Stated problem:
Copy every line that holds "icon".

Recorded information:

►

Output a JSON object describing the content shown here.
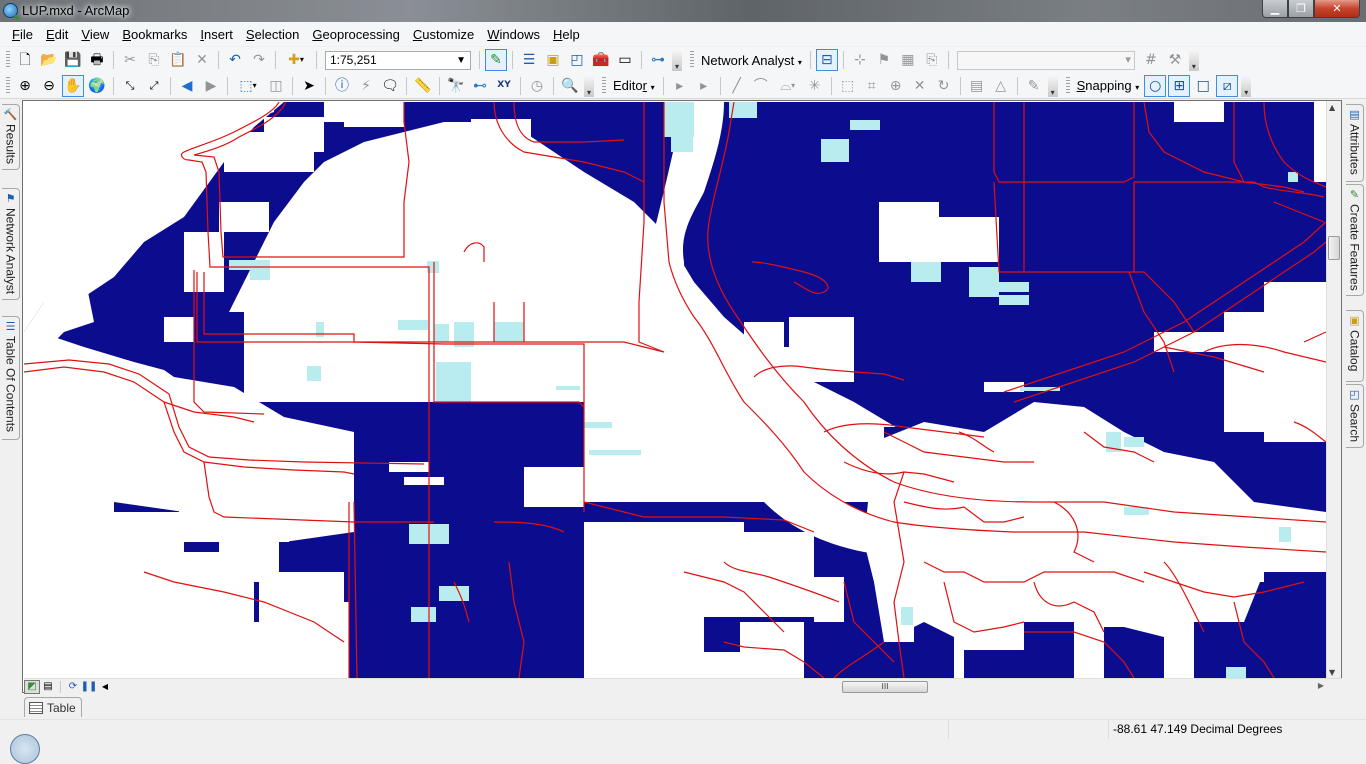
{
  "window": {
    "title": "LUP.mxd - ArcMap",
    "controls": {
      "minimize": "minimize",
      "restore": "restore",
      "close": "close"
    }
  },
  "menubar": {
    "items": [
      {
        "label": "File",
        "mnemonic": "F"
      },
      {
        "label": "Edit",
        "mnemonic": "E"
      },
      {
        "label": "View",
        "mnemonic": "V"
      },
      {
        "label": "Bookmarks",
        "mnemonic": "B"
      },
      {
        "label": "Insert",
        "mnemonic": "I"
      },
      {
        "label": "Selection",
        "mnemonic": "S"
      },
      {
        "label": "Geoprocessing",
        "mnemonic": "G"
      },
      {
        "label": "Customize",
        "mnemonic": "C"
      },
      {
        "label": "Windows",
        "mnemonic": "W"
      },
      {
        "label": "Help",
        "mnemonic": "H"
      }
    ]
  },
  "standard_toolbar": {
    "buttons": [
      "new-document",
      "open",
      "save",
      "print",
      "cut",
      "copy",
      "paste",
      "delete",
      "undo",
      "redo",
      "add-data"
    ],
    "scale": "1:75,251",
    "right_buttons": [
      "editor-toolbar",
      "table-of-contents",
      "catalog",
      "search",
      "arctoolbox",
      "python",
      "modelbuilder"
    ]
  },
  "network_analyst_toolbar": {
    "label": "Network Analyst",
    "buttons": [
      "network-analyst-window",
      "create-network-location",
      "select-move-location",
      "build-network",
      "directions"
    ],
    "combo_value": ""
  },
  "tools_toolbar": {
    "buttons": [
      "zoom-in",
      "zoom-out",
      "pan",
      "full-extent",
      "fixed-zoom-in",
      "fixed-zoom-out",
      "go-back",
      "go-forward",
      "select-features",
      "clear-selection",
      "select-elements",
      "identify",
      "hyperlink",
      "html-popup",
      "measure",
      "find",
      "find-route",
      "go-to-xy",
      "time-slider",
      "magnifier"
    ],
    "active": "pan"
  },
  "editor_toolbar": {
    "label": "Editor",
    "mnemonic": "r"
  },
  "snapping_toolbar": {
    "label": "Snapping",
    "mnemonic": "S",
    "buttons": [
      {
        "name": "point-snapping",
        "active": true
      },
      {
        "name": "end-snapping",
        "active": true
      },
      {
        "name": "vertex-snapping",
        "active": false
      },
      {
        "name": "edge-snapping",
        "active": true
      }
    ]
  },
  "left_dock": {
    "tabs": [
      {
        "label": "Results",
        "icon": "hammer-icon"
      },
      {
        "label": "Network Analyst",
        "icon": "network-analyst-icon"
      },
      {
        "label": "Table Of Contents",
        "icon": "toc-icon"
      }
    ]
  },
  "right_dock": {
    "tabs": [
      {
        "label": "Attributes",
        "icon": "attributes-icon"
      },
      {
        "label": "Create Features",
        "icon": "create-features-icon"
      },
      {
        "label": "Catalog",
        "icon": "catalog-icon"
      },
      {
        "label": "Search",
        "icon": "search-icon"
      }
    ]
  },
  "map": {
    "layers": [
      {
        "name": "land-use-parcels",
        "color": "#0c0c8f"
      },
      {
        "name": "land-use-secondary",
        "color": "#b8ecee"
      },
      {
        "name": "roads",
        "color": "#e01010"
      }
    ],
    "background": "#ffffff"
  },
  "map_view_bar": {
    "buttons": [
      "data-view",
      "layout-view",
      "refresh",
      "pause-drawing",
      "scroll-left"
    ],
    "hscroll_grip": "III"
  },
  "table_tab": {
    "label": "Table"
  },
  "status": {
    "coordinates": "-88.61  47.149 Decimal Degrees"
  }
}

◄

Solution to the problem:
        "icon": "hammer-icon"
        "icon": "network-analyst-icon"
        "icon": "toc-icon"
        "icon": "attributes-icon"
        "icon": "create-features-icon"
        "icon": "catalog-icon"
        "icon": "search-icon"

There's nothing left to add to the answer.